>> BEGIN

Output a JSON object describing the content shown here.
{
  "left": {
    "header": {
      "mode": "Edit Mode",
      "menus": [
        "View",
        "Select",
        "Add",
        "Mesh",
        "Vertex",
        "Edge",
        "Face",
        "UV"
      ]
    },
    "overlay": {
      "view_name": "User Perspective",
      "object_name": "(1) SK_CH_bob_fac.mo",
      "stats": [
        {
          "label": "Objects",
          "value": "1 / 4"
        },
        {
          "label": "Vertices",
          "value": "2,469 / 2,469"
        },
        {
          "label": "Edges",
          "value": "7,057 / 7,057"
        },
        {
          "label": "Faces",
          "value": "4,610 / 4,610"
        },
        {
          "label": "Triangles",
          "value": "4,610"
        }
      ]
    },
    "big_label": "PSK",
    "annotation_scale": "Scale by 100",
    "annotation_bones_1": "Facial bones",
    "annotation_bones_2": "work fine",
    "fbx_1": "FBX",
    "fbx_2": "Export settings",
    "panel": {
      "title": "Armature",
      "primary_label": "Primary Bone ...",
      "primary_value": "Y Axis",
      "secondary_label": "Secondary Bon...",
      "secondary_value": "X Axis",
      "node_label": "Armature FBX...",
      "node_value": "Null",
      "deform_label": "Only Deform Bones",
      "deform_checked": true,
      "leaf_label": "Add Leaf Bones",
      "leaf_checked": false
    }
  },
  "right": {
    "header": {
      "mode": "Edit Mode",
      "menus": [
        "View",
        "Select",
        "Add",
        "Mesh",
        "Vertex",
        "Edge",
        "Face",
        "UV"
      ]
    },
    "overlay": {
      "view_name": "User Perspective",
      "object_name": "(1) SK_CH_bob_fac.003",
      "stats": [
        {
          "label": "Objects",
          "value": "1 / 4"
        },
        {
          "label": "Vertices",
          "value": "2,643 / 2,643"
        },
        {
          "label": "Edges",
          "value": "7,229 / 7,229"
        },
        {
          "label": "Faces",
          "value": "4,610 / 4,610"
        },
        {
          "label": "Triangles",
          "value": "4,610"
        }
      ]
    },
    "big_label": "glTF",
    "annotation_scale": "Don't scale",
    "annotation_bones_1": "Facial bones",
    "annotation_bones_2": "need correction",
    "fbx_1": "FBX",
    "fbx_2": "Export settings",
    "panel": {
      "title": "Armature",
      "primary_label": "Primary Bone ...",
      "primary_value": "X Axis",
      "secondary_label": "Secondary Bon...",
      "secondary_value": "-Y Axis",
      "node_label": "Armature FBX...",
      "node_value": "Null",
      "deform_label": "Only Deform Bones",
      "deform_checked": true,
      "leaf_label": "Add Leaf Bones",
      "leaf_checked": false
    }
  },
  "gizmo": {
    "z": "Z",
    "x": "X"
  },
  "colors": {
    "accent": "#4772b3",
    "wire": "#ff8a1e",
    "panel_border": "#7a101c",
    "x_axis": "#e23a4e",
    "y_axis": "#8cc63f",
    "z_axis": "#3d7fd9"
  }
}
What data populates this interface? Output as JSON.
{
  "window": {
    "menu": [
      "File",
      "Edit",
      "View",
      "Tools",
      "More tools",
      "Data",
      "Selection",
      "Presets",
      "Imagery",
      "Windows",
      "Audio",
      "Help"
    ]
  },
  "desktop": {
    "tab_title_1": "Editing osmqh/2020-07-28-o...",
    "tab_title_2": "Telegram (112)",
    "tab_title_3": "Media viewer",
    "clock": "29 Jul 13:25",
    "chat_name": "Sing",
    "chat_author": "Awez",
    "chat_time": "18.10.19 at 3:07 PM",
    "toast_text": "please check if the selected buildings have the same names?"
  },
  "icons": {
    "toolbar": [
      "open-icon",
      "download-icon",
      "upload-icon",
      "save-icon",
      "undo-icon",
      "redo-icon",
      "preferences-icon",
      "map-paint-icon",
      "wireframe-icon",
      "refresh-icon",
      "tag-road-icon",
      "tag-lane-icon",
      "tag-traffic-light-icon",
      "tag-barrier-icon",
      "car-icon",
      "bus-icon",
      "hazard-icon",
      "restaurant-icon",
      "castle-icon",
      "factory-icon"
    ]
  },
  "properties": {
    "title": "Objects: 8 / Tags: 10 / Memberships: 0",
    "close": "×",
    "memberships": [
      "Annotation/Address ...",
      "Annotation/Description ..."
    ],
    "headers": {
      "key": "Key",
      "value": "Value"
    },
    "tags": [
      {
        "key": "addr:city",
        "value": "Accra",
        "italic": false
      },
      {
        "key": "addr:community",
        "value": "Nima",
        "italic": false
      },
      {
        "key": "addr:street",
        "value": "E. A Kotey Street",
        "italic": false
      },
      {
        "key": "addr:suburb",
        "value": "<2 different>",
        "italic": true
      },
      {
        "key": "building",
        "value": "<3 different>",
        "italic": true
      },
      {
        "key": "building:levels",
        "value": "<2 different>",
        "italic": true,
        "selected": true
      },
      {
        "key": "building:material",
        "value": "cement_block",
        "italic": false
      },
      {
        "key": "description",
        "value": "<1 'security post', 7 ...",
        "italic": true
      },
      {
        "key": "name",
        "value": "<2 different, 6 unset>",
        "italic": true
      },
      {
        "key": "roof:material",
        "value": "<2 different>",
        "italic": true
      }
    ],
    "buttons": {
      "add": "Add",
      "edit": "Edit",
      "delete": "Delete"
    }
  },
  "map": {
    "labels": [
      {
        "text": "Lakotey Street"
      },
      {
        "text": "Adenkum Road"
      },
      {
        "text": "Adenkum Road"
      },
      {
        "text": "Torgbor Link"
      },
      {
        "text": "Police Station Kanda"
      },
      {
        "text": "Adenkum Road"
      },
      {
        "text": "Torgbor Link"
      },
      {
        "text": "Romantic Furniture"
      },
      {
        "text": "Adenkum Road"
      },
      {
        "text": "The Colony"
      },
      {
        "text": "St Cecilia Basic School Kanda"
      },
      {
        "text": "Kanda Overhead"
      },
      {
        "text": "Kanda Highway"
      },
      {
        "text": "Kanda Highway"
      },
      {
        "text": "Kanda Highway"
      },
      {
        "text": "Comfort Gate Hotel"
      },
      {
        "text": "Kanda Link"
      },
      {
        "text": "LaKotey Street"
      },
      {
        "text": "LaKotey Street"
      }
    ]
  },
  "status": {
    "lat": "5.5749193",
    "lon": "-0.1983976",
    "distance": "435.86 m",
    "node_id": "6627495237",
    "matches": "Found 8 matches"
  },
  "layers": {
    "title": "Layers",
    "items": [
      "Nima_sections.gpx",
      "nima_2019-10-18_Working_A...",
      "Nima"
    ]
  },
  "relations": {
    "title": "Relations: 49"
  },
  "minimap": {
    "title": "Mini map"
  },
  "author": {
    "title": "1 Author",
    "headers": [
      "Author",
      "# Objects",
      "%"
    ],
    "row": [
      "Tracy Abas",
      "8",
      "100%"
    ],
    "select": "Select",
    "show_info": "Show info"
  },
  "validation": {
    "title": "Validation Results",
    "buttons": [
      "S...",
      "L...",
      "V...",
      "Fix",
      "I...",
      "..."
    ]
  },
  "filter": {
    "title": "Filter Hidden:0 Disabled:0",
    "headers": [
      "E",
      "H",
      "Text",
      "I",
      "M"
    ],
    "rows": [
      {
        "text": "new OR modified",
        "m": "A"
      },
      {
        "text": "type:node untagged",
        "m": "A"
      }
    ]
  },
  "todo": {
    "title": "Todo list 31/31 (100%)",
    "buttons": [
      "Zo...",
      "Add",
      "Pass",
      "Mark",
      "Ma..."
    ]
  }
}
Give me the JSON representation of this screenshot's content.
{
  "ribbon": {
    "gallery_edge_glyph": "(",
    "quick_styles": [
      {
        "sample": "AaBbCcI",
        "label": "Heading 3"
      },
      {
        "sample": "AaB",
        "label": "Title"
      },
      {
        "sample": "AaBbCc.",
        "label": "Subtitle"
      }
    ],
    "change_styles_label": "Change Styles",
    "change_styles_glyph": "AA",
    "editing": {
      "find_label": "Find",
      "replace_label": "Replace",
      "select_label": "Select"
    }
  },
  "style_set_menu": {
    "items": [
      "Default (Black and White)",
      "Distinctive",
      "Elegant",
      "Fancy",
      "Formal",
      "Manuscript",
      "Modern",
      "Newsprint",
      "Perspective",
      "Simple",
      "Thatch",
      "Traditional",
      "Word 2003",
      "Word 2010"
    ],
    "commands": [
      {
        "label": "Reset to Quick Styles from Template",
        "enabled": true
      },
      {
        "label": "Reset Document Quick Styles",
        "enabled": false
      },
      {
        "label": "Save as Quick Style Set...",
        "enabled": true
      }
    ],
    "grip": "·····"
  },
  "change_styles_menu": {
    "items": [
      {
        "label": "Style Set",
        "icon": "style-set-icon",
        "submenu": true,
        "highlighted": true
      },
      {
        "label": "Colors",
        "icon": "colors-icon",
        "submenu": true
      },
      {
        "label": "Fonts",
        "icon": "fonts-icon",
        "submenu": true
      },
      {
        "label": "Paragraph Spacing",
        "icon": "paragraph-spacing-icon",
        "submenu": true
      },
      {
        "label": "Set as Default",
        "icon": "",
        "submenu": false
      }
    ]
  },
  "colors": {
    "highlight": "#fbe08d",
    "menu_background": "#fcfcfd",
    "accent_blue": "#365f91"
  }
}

>> END

WHAT IS NEEDED: Some lines of the data above may hold the word "sample"; report how many do, and nothing else.

TASK RESULT: 3